**EXERCISE REQUIREMENTS:**
Repeat the material below word for word and leave out all pictures.

**ENTRIES SUPPLIED:**

····················

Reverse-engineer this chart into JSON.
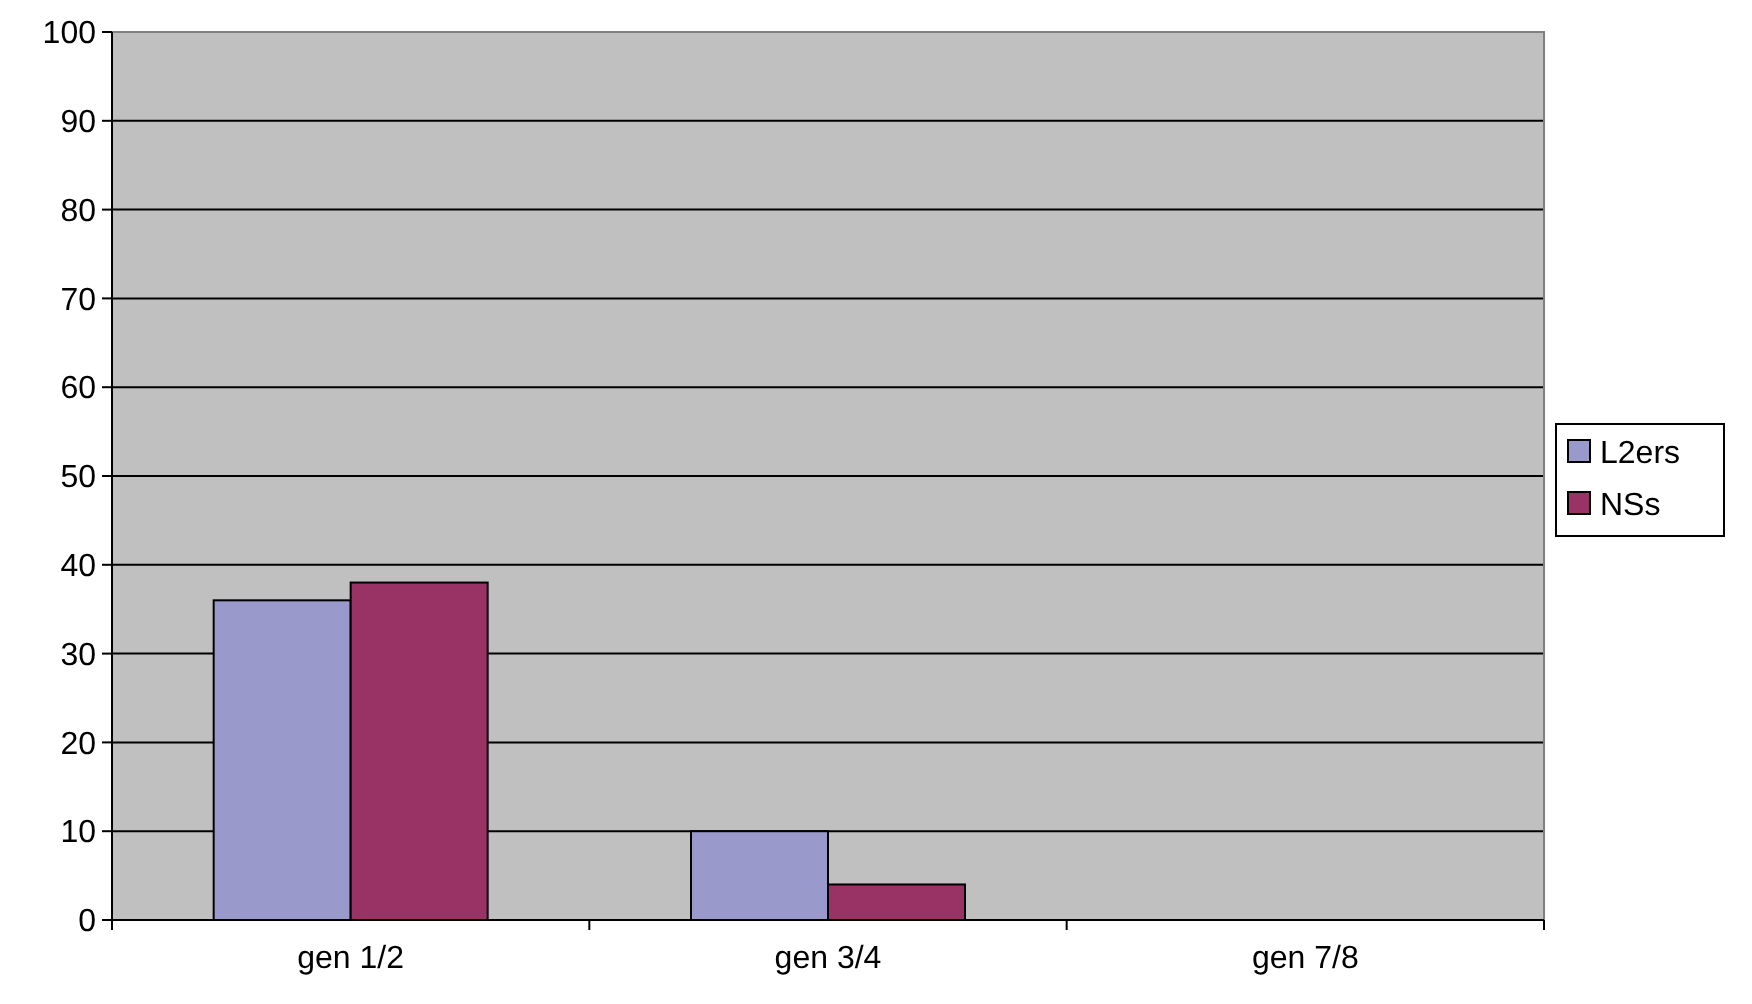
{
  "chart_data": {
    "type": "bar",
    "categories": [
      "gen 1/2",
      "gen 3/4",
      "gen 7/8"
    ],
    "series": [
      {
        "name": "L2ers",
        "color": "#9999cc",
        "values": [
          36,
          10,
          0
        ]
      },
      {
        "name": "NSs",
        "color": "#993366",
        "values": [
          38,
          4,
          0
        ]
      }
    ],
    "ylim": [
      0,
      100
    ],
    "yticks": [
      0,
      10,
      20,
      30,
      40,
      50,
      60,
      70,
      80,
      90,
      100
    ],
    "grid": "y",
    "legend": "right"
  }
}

····················

**FINAL RESULT:**
Reverse-engineer this chart into JSON.
{
  "chart_data": {
    "type": "bar",
    "categories": [
      "gen 1/2",
      "gen 3/4",
      "gen 7/8"
    ],
    "series": [
      {
        "name": "L2ers",
        "color": "#9999cc",
        "values": [
          36,
          10,
          0
        ]
      },
      {
        "name": "NSs",
        "color": "#993366",
        "values": [
          38,
          4,
          0
        ]
      }
    ],
    "ylim": [
      0,
      100
    ],
    "yticks": [
      0,
      10,
      20,
      30,
      40,
      50,
      60,
      70,
      80,
      90,
      100
    ],
    "grid": "y",
    "legend": "right"
  }
}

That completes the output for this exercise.